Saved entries
################
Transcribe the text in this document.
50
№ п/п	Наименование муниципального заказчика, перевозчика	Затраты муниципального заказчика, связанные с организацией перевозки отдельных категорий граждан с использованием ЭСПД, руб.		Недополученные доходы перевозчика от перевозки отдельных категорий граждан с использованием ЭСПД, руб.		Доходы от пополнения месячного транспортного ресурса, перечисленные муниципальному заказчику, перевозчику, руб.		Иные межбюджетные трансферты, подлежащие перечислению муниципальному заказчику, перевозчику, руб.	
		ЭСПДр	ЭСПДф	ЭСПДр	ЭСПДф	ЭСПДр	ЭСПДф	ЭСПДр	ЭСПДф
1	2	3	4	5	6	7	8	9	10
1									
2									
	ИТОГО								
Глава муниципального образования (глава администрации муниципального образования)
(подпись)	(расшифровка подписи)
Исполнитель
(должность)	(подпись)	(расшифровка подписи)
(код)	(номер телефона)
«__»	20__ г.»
################
→ What you will do:
Here, the records must be output exactly and in full.

→ The completed task:
Transcribe the text in this document.
50
№ п/п	Наименование муниципального заказчика, перевозчика	Затраты муниципального заказчика, связанные с организацией перевозки отдельных категорий граждан с использованием ЭСПД, руб.		Недополученные доходы перевозчика от перевозки отдельных категорий граждан с использованием ЭСПД, руб.		Доходы от пополнения месячного транспортного ресурса, перечисленные муниципальному заказчику, перевозчику, руб.		Иные межбюджетные трансферты, подлежащие перечислению муниципальному заказчику, перевозчику, руб.	
		ЭСПДр	ЭСПДф	ЭСПДр	ЭСПДф	ЭСПДр	ЭСПДф	ЭСПДр	ЭСПДф
1	2	3	4	5	6	7	8	9	10
1									
2									
	ИТОГО								
Глава муниципального образования (глава администрации муниципального образования)
(подпись)	(расшифровка подписи)
Исполнитель
(должность)	(подпись)	(расшифровка подписи)
(код)	(номер телефона)
«__»	20__ г.»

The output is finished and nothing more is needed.